GIVEN TASK => Every entry that follows should be repeated exactly; drop the images.

SOURCE RECORDS =>
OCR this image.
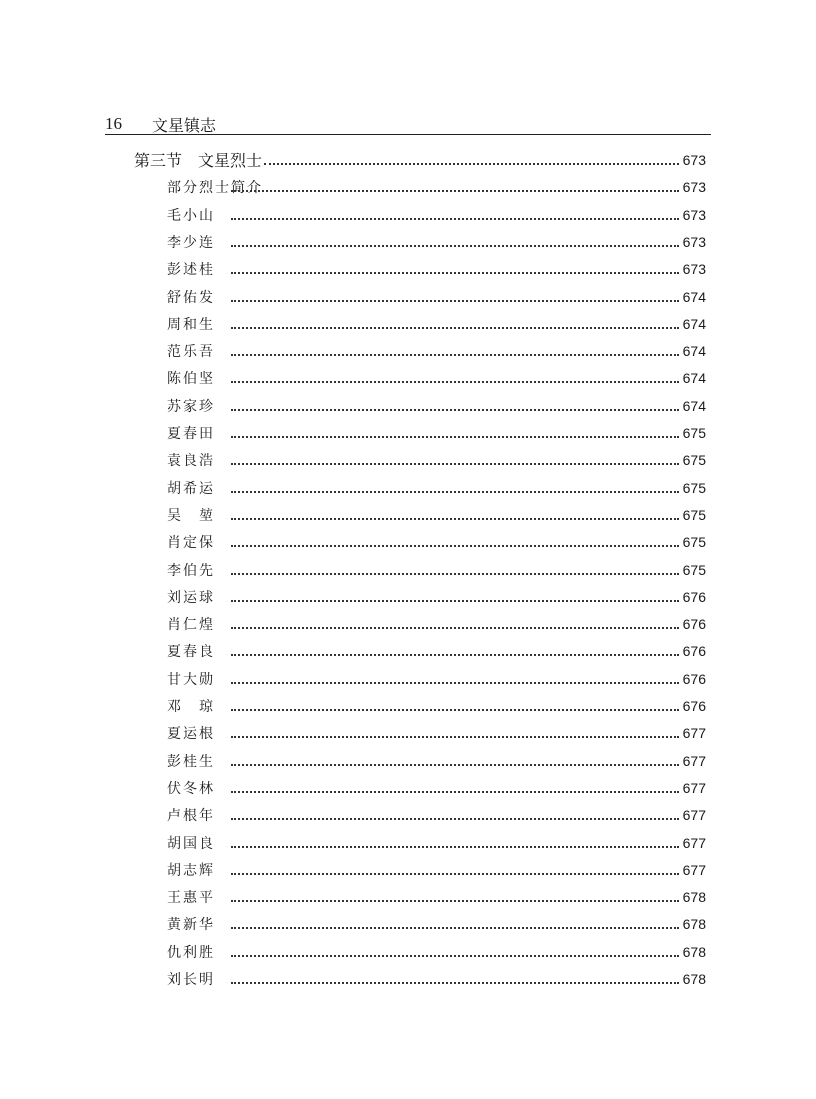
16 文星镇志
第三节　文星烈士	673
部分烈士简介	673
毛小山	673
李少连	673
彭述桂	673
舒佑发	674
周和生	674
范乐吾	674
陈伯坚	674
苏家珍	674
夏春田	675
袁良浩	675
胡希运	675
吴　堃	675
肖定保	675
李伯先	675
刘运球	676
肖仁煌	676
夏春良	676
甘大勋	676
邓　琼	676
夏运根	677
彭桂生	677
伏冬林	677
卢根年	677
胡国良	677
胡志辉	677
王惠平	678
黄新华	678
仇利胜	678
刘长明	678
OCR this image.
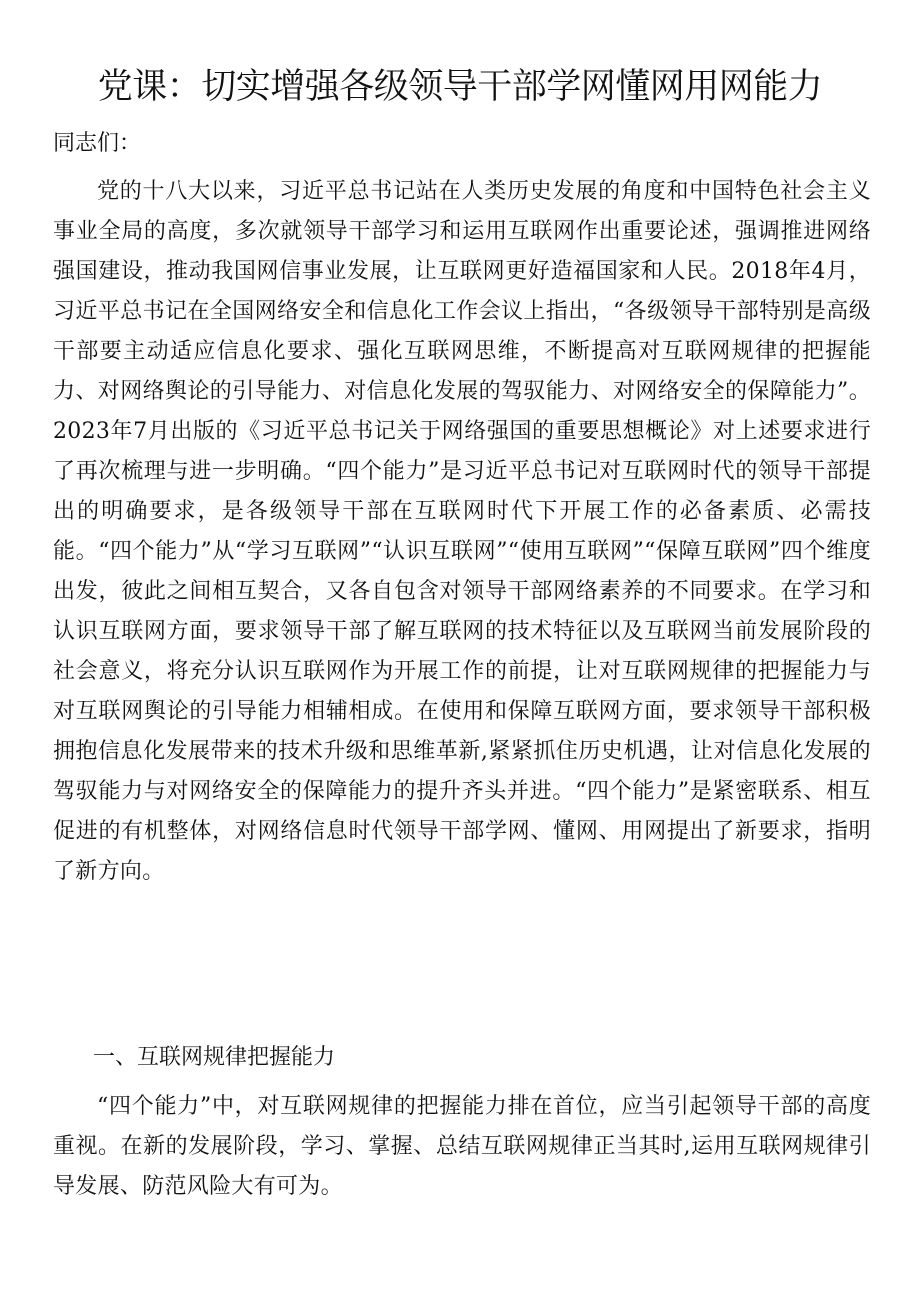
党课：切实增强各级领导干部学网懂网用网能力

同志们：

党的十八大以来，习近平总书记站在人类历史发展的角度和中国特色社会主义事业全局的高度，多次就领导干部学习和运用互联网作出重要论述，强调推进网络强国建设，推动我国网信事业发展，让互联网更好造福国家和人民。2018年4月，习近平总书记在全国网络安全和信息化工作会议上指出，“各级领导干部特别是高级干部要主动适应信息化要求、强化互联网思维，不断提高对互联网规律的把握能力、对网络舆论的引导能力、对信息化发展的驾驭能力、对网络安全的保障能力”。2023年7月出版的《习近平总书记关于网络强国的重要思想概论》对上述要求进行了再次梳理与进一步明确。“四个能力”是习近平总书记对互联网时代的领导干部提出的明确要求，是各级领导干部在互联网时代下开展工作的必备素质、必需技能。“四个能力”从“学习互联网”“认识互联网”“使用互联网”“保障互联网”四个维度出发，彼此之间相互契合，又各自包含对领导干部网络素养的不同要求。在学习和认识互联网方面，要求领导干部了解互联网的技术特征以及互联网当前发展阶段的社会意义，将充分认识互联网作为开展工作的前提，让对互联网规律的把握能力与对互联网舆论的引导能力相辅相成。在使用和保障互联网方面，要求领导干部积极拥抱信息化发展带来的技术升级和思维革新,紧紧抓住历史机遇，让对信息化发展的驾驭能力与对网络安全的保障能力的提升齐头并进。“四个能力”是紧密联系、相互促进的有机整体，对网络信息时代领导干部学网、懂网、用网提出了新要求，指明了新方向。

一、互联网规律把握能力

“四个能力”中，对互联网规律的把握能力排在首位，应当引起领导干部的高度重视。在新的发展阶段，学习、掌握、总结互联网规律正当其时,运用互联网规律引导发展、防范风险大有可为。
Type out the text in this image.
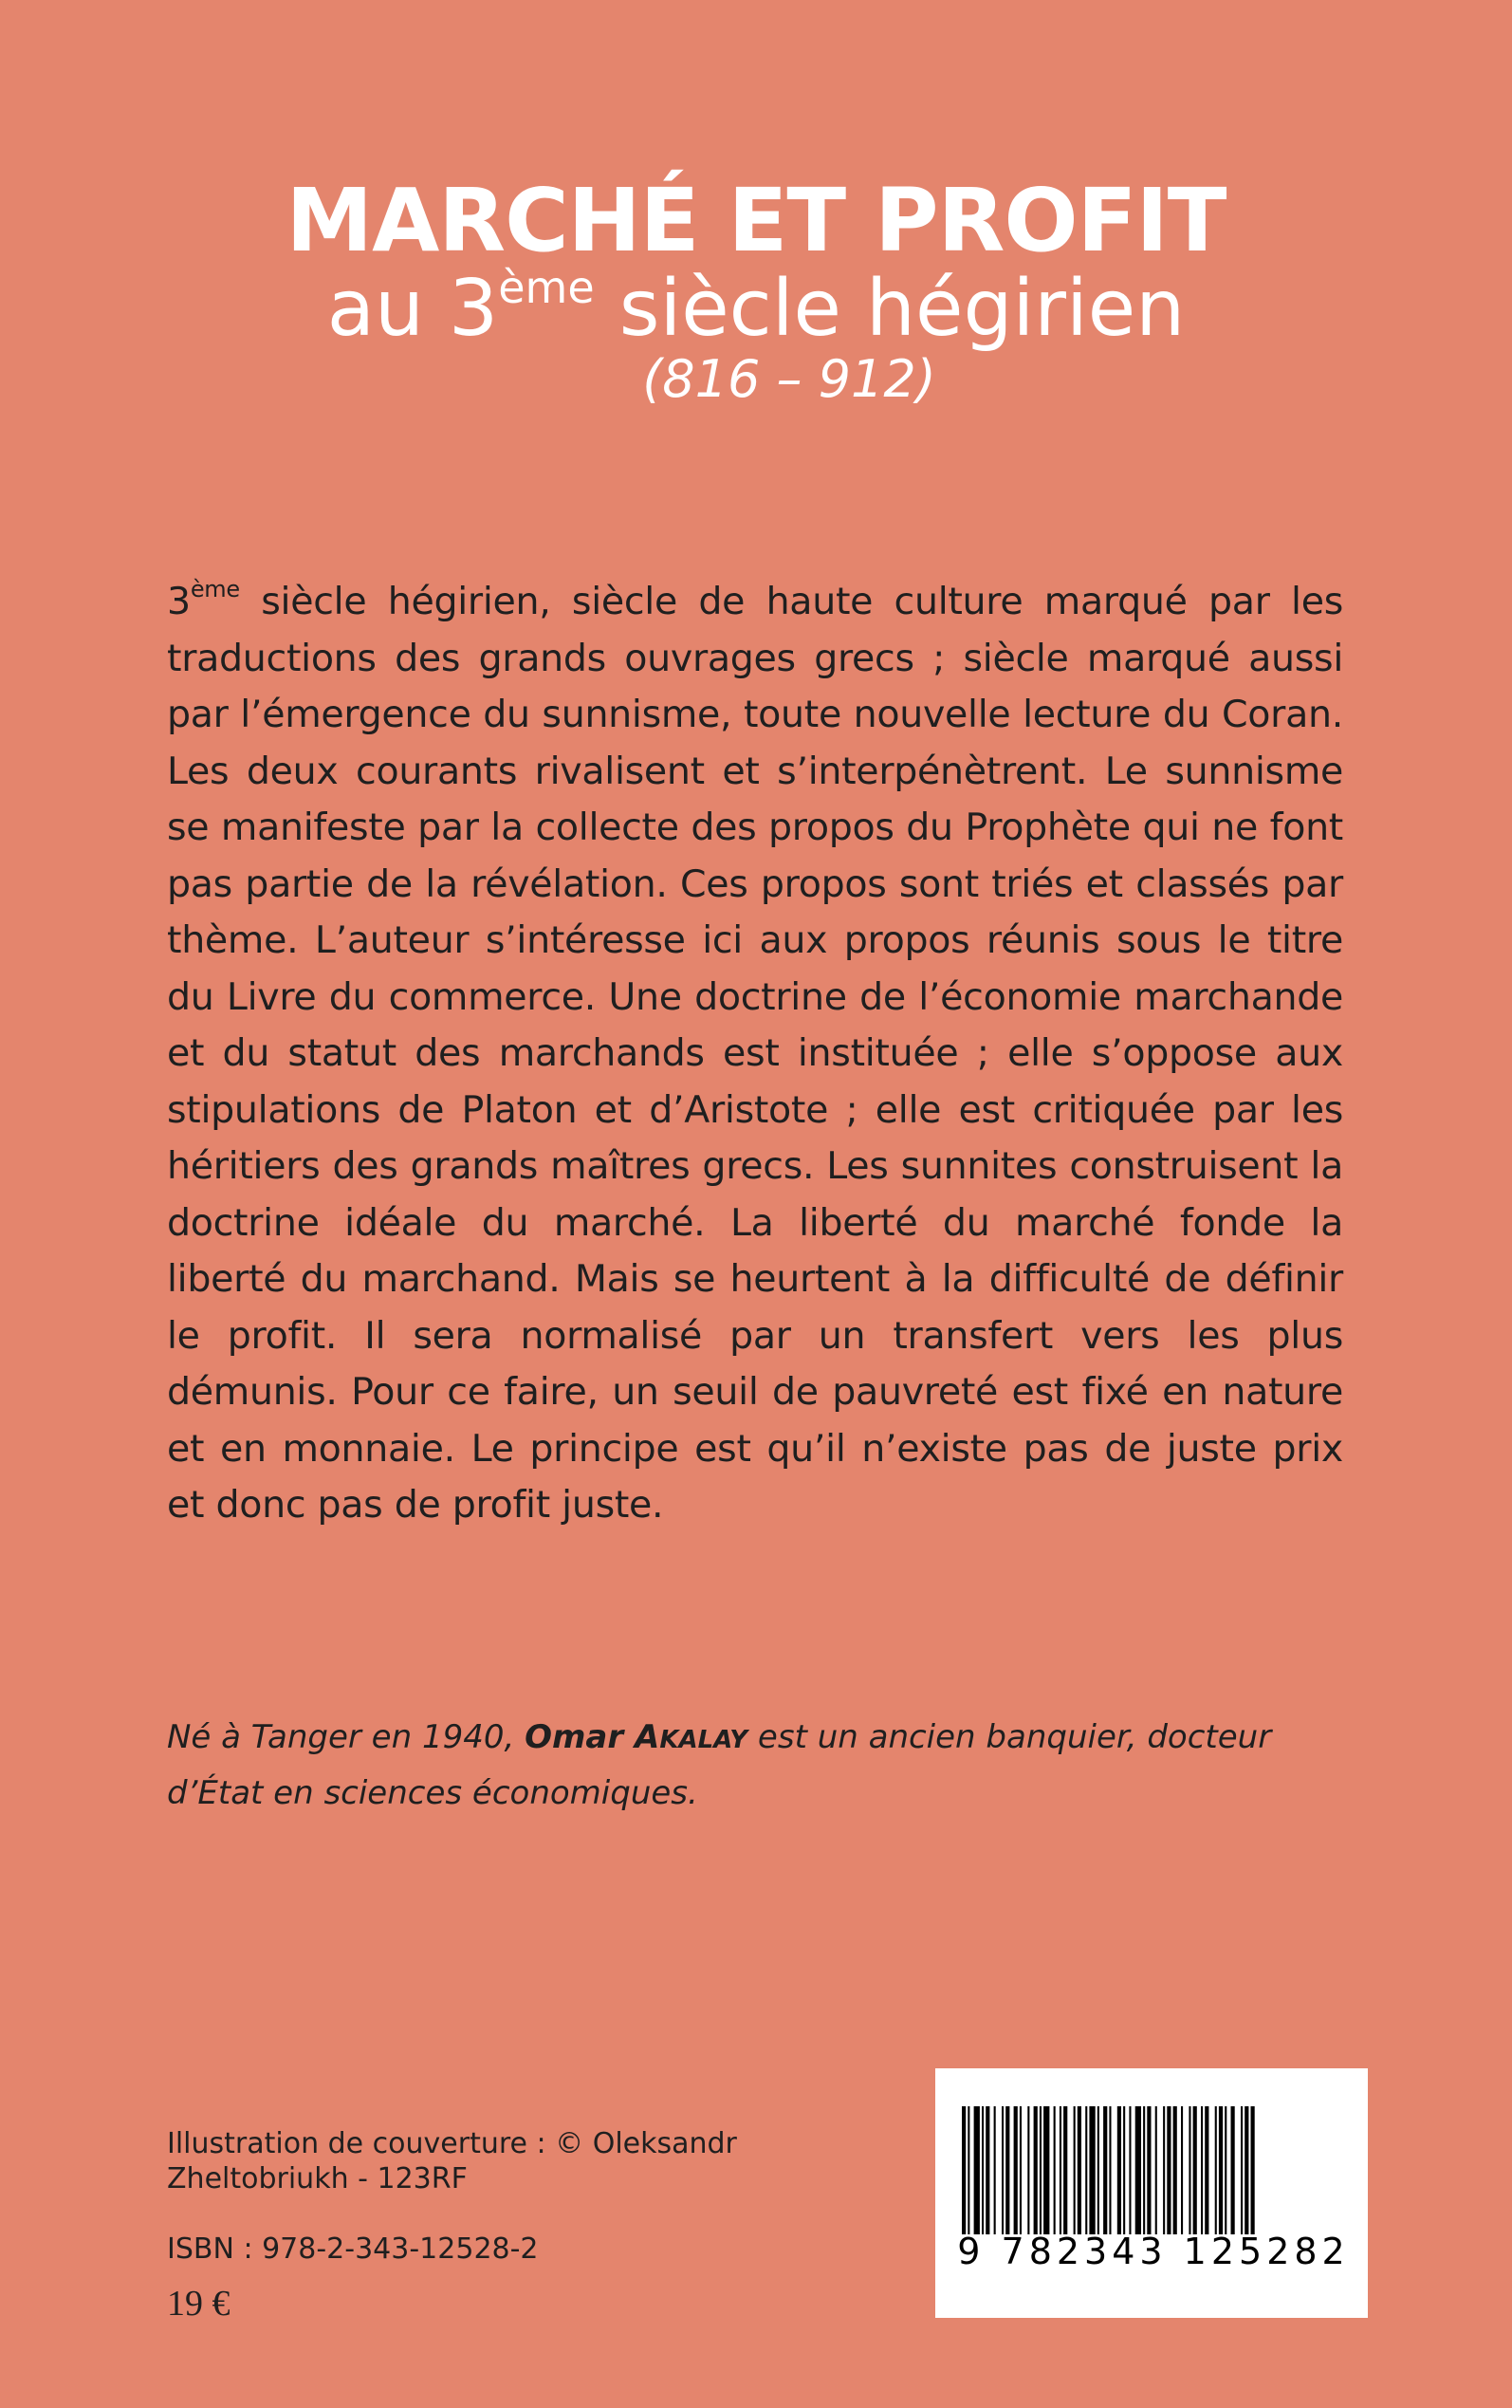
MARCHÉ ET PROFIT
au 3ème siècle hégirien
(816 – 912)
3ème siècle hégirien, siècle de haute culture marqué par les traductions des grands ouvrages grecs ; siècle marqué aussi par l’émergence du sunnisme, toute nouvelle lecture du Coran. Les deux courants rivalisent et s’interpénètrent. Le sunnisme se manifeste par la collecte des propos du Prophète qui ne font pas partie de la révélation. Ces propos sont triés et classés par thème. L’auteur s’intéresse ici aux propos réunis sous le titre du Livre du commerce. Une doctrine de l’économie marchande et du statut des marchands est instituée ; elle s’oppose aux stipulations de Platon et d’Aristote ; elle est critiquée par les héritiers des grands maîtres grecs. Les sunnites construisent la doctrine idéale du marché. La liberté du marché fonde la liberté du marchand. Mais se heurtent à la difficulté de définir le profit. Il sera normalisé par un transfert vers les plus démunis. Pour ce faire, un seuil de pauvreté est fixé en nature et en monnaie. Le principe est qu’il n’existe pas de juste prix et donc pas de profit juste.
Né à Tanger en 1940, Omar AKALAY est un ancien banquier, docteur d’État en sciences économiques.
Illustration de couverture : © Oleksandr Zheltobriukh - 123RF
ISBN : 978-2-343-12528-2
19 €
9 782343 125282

THE ANSWER =>
OCR this image.
16 文星镇志
第三节　文星烈士	673
部分烈士简介	673
毛小山	673
李少连	673
彭述桂	673
舒佑发	674
周和生	674
范乐吾	674
陈伯坚	674
苏家珍	674
夏春田	675
袁良浩	675
胡希运	675
吴　堃	675
肖定保	675
李伯先	675
刘运球	676
肖仁煌	676
夏春良	676
甘大勋	676
邓　琼	676
夏运根	677
彭桂生	677
伏冬林	677
卢根年	677
胡国良	677
胡志辉	677
王惠平	678
黄新华	678
仇利胜	678
刘长明	678
OCR this image.
党课：切实增强各级领导干部学网懂网用网能力

同志们：

党的十八大以来，习近平总书记站在人类历史发展的角度和中国特色社会主义事业全局的高度，多次就领导干部学习和运用互联网作出重要论述，强调推进网络强国建设，推动我国网信事业发展，让互联网更好造福国家和人民。2018年4月，习近平总书记在全国网络安全和信息化工作会议上指出，“各级领导干部特别是高级干部要主动适应信息化要求、强化互联网思维，不断提高对互联网规律的把握能力、对网络舆论的引导能力、对信息化发展的驾驭能力、对网络安全的保障能力”。2023年7月出版的《习近平总书记关于网络强国的重要思想概论》对上述要求进行了再次梳理与进一步明确。“四个能力”是习近平总书记对互联网时代的领导干部提出的明确要求，是各级领导干部在互联网时代下开展工作的必备素质、必需技能。“四个能力”从“学习互联网”“认识互联网”“使用互联网”“保障互联网”四个维度出发，彼此之间相互契合，又各自包含对领导干部网络素养的不同要求。在学习和认识互联网方面，要求领导干部了解互联网的技术特征以及互联网当前发展阶段的社会意义，将充分认识互联网作为开展工作的前提，让对互联网规律的把握能力与对互联网舆论的引导能力相辅相成。在使用和保障互联网方面，要求领导干部积极拥抱信息化发展带来的技术升级和思维革新,紧紧抓住历史机遇，让对信息化发展的驾驭能力与对网络安全的保障能力的提升齐头并进。“四个能力”是紧密联系、相互促进的有机整体，对网络信息时代领导干部学网、懂网、用网提出了新要求，指明了新方向。

一、互联网规律把握能力

“四个能力”中，对互联网规律的把握能力排在首位，应当引起领导干部的高度重视。在新的发展阶段，学习、掌握、总结互联网规律正当其时,运用互联网规律引导发展、防范风险大有可为。
Type out the text in this image.
MARCHÉ ET PROFIT
au 3ème siècle hégirien
(816 – 912)
3ème siècle hégirien, siècle de haute culture marqué par les traductions des grands ouvrages grecs ; siècle marqué aussi par l’émergence du sunnisme, toute nouvelle lecture du Coran. Les deux courants rivalisent et s’interpénètrent. Le sunnisme se manifeste par la collecte des propos du Prophète qui ne font pas partie de la révélation. Ces propos sont triés et classés par thème. L’auteur s’intéresse ici aux propos réunis sous le titre du Livre du commerce. Une doctrine de l’économie marchande et du statut des marchands est instituée ; elle s’oppose aux stipulations de Platon et d’Aristote ; elle est critiquée par les héritiers des grands maîtres grecs. Les sunnites construisent la doctrine idéale du marché. La liberté du marché fonde la liberté du marchand. Mais se heurtent à la difficulté de définir le profit. Il sera normalisé par un transfert vers les plus démunis. Pour ce faire, un seuil de pauvreté est fixé en nature et en monnaie. Le principe est qu’il n’existe pas de juste prix et donc pas de profit juste.
Né à Tanger en 1940, Omar AKALAY est un ancien banquier, docteur d’État en sciences économiques.
Illustration de couverture : © Oleksandr Zheltobriukh - 123RF
ISBN : 978-2-343-12528-2
19 €
9 782343 125282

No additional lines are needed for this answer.